- PROBLEM DESCRIPTION: Write out the listing below in full and exactly, leaving out every picture.

+ + +

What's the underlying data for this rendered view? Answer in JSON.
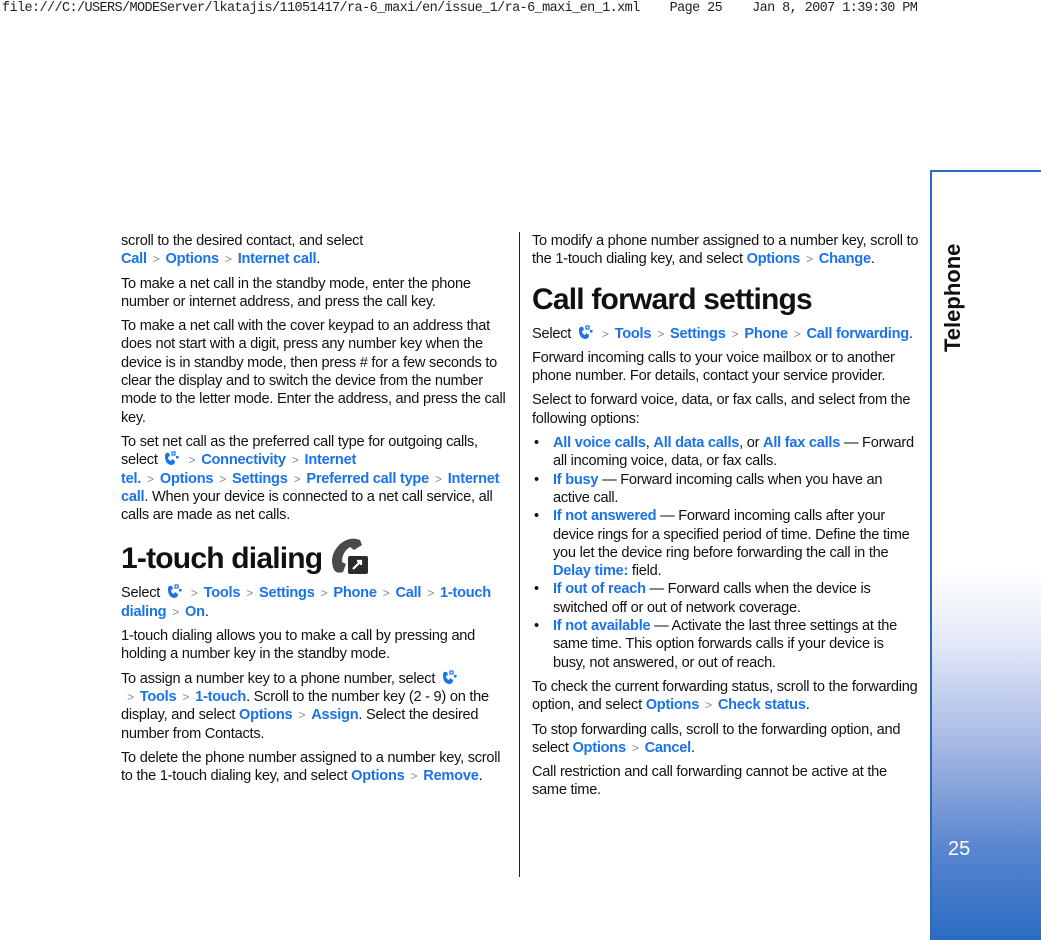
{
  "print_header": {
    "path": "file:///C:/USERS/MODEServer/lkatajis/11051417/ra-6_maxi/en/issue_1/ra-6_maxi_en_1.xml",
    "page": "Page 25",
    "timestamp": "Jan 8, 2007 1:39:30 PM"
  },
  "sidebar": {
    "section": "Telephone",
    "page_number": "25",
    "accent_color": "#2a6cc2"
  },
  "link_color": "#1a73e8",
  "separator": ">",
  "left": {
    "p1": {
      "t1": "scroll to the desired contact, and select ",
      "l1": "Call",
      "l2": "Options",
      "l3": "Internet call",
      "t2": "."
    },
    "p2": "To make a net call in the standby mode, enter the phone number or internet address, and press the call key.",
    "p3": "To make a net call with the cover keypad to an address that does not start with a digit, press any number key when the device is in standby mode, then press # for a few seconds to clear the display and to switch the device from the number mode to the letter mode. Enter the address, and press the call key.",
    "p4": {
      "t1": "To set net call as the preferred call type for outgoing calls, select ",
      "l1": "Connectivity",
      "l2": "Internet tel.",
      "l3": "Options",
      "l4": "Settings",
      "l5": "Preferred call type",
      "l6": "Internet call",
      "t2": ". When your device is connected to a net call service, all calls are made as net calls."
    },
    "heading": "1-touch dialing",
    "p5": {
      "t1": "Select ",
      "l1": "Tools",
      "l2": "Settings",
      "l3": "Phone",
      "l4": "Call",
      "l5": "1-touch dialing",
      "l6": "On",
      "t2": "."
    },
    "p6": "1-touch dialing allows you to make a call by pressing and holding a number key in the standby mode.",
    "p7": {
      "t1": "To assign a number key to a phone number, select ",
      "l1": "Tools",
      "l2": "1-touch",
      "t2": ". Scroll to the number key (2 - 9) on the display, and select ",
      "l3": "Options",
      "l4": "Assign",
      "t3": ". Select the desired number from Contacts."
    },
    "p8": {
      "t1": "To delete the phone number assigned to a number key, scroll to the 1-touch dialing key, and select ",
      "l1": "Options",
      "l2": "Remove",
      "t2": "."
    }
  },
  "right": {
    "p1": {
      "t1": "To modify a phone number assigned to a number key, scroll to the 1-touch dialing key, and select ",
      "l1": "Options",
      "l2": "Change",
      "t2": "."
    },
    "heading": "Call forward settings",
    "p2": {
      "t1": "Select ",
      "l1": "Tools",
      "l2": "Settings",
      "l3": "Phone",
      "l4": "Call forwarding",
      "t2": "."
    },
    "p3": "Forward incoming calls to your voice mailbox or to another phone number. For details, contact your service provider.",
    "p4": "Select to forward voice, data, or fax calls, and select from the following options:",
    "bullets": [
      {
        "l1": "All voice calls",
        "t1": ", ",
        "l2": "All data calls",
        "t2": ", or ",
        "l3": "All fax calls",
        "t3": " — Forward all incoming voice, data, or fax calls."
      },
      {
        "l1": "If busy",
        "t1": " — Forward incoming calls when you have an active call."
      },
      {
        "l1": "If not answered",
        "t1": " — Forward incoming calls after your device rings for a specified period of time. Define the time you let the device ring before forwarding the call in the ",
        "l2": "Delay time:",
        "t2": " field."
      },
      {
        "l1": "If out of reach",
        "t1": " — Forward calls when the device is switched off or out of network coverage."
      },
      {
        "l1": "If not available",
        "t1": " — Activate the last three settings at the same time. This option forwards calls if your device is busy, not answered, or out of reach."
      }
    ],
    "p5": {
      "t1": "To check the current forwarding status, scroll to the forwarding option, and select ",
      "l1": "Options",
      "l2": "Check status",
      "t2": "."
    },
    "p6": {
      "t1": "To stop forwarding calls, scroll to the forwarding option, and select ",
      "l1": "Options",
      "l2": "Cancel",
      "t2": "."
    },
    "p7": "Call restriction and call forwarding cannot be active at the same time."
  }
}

+ + +

- RESULT:
What's the underlying data for this rendered view? Answer in JSON.
{
  "print_header": {
    "path": "file:///C:/USERS/MODEServer/lkatajis/11051417/ra-6_maxi/en/issue_1/ra-6_maxi_en_1.xml",
    "page": "Page 25",
    "timestamp": "Jan 8, 2007 1:39:30 PM"
  },
  "sidebar": {
    "section": "Telephone",
    "page_number": "25",
    "accent_color": "#2a6cc2"
  },
  "link_color": "#1a73e8",
  "separator": ">",
  "left": {
    "p1": {
      "t1": "scroll to the desired contact, and select ",
      "l1": "Call",
      "l2": "Options",
      "l3": "Internet call",
      "t2": "."
    },
    "p2": "To make a net call in the standby mode, enter the phone number or internet address, and press the call key.",
    "p3": "To make a net call with the cover keypad to an address that does not start with a digit, press any number key when the device is in standby mode, then press # for a few seconds to clear the display and to switch the device from the number mode to the letter mode. Enter the address, and press the call key.",
    "p4": {
      "t1": "To set net call as the preferred call type for outgoing calls, select ",
      "l1": "Connectivity",
      "l2": "Internet tel.",
      "l3": "Options",
      "l4": "Settings",
      "l5": "Preferred call type",
      "l6": "Internet call",
      "t2": ". When your device is connected to a net call service, all calls are made as net calls."
    },
    "heading": "1-touch dialing",
    "p5": {
      "t1": "Select ",
      "l1": "Tools",
      "l2": "Settings",
      "l3": "Phone",
      "l4": "Call",
      "l5": "1-touch dialing",
      "l6": "On",
      "t2": "."
    },
    "p6": "1-touch dialing allows you to make a call by pressing and holding a number key in the standby mode.",
    "p7": {
      "t1": "To assign a number key to a phone number, select ",
      "l1": "Tools",
      "l2": "1-touch",
      "t2": ". Scroll to the number key (2 - 9) on the display, and select ",
      "l3": "Options",
      "l4": "Assign",
      "t3": ". Select the desired number from Contacts."
    },
    "p8": {
      "t1": "To delete the phone number assigned to a number key, scroll to the 1-touch dialing key, and select ",
      "l1": "Options",
      "l2": "Remove",
      "t2": "."
    }
  },
  "right": {
    "p1": {
      "t1": "To modify a phone number assigned to a number key, scroll to the 1-touch dialing key, and select ",
      "l1": "Options",
      "l2": "Change",
      "t2": "."
    },
    "heading": "Call forward settings",
    "p2": {
      "t1": "Select ",
      "l1": "Tools",
      "l2": "Settings",
      "l3": "Phone",
      "l4": "Call forwarding",
      "t2": "."
    },
    "p3": "Forward incoming calls to your voice mailbox or to another phone number. For details, contact your service provider.",
    "p4": "Select to forward voice, data, or fax calls, and select from the following options:",
    "bullets": [
      {
        "l1": "All voice calls",
        "t1": ", ",
        "l2": "All data calls",
        "t2": ", or ",
        "l3": "All fax calls",
        "t3": " — Forward all incoming voice, data, or fax calls."
      },
      {
        "l1": "If busy",
        "t1": " — Forward incoming calls when you have an active call."
      },
      {
        "l1": "If not answered",
        "t1": " — Forward incoming calls after your device rings for a specified period of time. Define the time you let the device ring before forwarding the call in the ",
        "l2": "Delay time:",
        "t2": " field."
      },
      {
        "l1": "If out of reach",
        "t1": " — Forward calls when the device is switched off or out of network coverage."
      },
      {
        "l1": "If not available",
        "t1": " — Activate the last three settings at the same time. This option forwards calls if your device is busy, not answered, or out of reach."
      }
    ],
    "p5": {
      "t1": "To check the current forwarding status, scroll to the forwarding option, and select ",
      "l1": "Options",
      "l2": "Check status",
      "t2": "."
    },
    "p6": {
      "t1": "To stop forwarding calls, scroll to the forwarding option, and select ",
      "l1": "Options",
      "l2": "Cancel",
      "t2": "."
    },
    "p7": "Call restriction and call forwarding cannot be active at the same time."
  }
}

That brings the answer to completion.